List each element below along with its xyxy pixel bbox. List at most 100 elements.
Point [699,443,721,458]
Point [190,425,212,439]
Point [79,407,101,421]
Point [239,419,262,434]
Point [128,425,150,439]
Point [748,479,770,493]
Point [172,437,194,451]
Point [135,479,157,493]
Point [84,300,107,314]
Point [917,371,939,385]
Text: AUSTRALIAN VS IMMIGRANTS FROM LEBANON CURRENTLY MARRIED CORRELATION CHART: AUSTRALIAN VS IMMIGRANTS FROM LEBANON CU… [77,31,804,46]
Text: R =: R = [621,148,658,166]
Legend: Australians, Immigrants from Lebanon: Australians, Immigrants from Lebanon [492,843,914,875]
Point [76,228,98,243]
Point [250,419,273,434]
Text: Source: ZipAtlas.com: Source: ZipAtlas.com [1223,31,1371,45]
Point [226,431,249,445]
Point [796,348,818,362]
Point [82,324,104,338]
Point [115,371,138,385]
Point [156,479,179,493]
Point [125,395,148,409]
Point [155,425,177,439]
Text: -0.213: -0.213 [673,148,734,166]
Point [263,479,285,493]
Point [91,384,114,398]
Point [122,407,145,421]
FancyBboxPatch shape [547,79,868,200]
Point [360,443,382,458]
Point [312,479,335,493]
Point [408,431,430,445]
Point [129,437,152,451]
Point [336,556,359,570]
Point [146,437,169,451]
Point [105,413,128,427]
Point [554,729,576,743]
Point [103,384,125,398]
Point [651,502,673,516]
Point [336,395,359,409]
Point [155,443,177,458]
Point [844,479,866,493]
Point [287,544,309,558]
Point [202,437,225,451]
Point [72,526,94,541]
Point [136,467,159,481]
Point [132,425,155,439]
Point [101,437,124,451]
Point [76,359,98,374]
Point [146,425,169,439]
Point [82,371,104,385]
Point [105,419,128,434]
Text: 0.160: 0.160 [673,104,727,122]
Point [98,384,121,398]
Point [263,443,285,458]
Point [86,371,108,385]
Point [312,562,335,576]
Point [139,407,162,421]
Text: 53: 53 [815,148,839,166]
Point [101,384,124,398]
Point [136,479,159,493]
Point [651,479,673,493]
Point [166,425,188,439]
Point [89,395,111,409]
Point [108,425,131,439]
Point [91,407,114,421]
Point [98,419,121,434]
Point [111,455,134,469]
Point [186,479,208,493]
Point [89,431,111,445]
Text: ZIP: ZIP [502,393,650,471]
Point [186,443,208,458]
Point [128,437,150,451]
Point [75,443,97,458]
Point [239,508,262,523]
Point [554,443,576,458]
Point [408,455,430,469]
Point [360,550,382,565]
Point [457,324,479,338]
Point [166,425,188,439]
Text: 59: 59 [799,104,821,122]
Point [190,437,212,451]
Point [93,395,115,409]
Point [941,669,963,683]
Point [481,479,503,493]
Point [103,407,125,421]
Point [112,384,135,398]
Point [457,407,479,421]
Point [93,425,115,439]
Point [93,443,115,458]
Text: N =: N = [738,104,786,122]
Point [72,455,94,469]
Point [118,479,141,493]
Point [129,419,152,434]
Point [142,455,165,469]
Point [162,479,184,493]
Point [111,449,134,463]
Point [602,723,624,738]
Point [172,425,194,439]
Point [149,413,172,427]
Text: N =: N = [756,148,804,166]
============
» **Aim of the task**: Reproduce every line of the records above verbatim, keeping their original order and formatting.

» **Problem solution**:
List each element below along with its xyxy pixel bbox. List at most 100 elements.
Point [699,443,721,458]
Point [190,425,212,439]
Point [79,407,101,421]
Point [239,419,262,434]
Point [128,425,150,439]
Point [748,479,770,493]
Point [172,437,194,451]
Point [135,479,157,493]
Point [84,300,107,314]
Point [917,371,939,385]
Text: AUSTRALIAN VS IMMIGRANTS FROM LEBANON CURRENTLY MARRIED CORRELATION CHART: AUSTRALIAN VS IMMIGRANTS FROM LEBANON CU… [77,31,804,46]
Text: R =: R = [621,148,658,166]
Legend: Australians, Immigrants from Lebanon: Australians, Immigrants from Lebanon [492,843,914,875]
Point [76,228,98,243]
Point [250,419,273,434]
Text: Source: ZipAtlas.com: Source: ZipAtlas.com [1223,31,1371,45]
Point [226,431,249,445]
Point [796,348,818,362]
Point [82,324,104,338]
Point [115,371,138,385]
Point [156,479,179,493]
Point [125,395,148,409]
Point [155,425,177,439]
Text: -0.213: -0.213 [673,148,734,166]
Point [263,479,285,493]
Point [91,384,114,398]
Point [122,407,145,421]
FancyBboxPatch shape [547,79,868,200]
Point [360,443,382,458]
Point [312,479,335,493]
Point [408,431,430,445]
Point [129,437,152,451]
Point [336,556,359,570]
Point [146,437,169,451]
Point [105,413,128,427]
Point [554,729,576,743]
Point [103,384,125,398]
Point [651,502,673,516]
Point [336,395,359,409]
Point [155,443,177,458]
Point [844,479,866,493]
Point [287,544,309,558]
Point [202,437,225,451]
Point [72,526,94,541]
Point [136,467,159,481]
Point [132,425,155,439]
Point [101,437,124,451]
Point [76,359,98,374]
Point [146,425,169,439]
Point [82,371,104,385]
Point [105,419,128,434]
Text: 0.160: 0.160 [673,104,727,122]
Point [98,384,121,398]
Point [263,443,285,458]
Point [86,371,108,385]
Point [312,562,335,576]
Point [139,407,162,421]
Text: 53: 53 [815,148,839,166]
Point [101,384,124,398]
Point [136,479,159,493]
Point [651,479,673,493]
Point [166,425,188,439]
Point [89,395,111,409]
Point [108,425,131,439]
Point [91,407,114,421]
Point [98,419,121,434]
Point [111,455,134,469]
Point [186,479,208,493]
Point [89,431,111,445]
Text: ZIP: ZIP [502,393,650,471]
Point [186,443,208,458]
Point [128,437,150,451]
Point [75,443,97,458]
Point [239,508,262,523]
Point [554,443,576,458]
Point [408,455,430,469]
Point [360,550,382,565]
Point [457,324,479,338]
Point [166,425,188,439]
Text: 59: 59 [799,104,821,122]
Point [190,437,212,451]
Point [93,395,115,409]
Point [941,669,963,683]
Point [481,479,503,493]
Point [103,407,125,421]
Point [112,384,135,398]
Point [457,407,479,421]
Point [93,425,115,439]
Point [93,443,115,458]
Text: N =: N = [738,104,786,122]
Point [72,455,94,469]
Point [118,479,141,493]
Point [129,419,152,434]
Point [142,455,165,469]
Point [162,479,184,493]
Point [111,449,134,463]
Point [602,723,624,738]
Point [172,425,194,439]
Point [149,413,172,427]
Text: N =: N = [756,148,804,166]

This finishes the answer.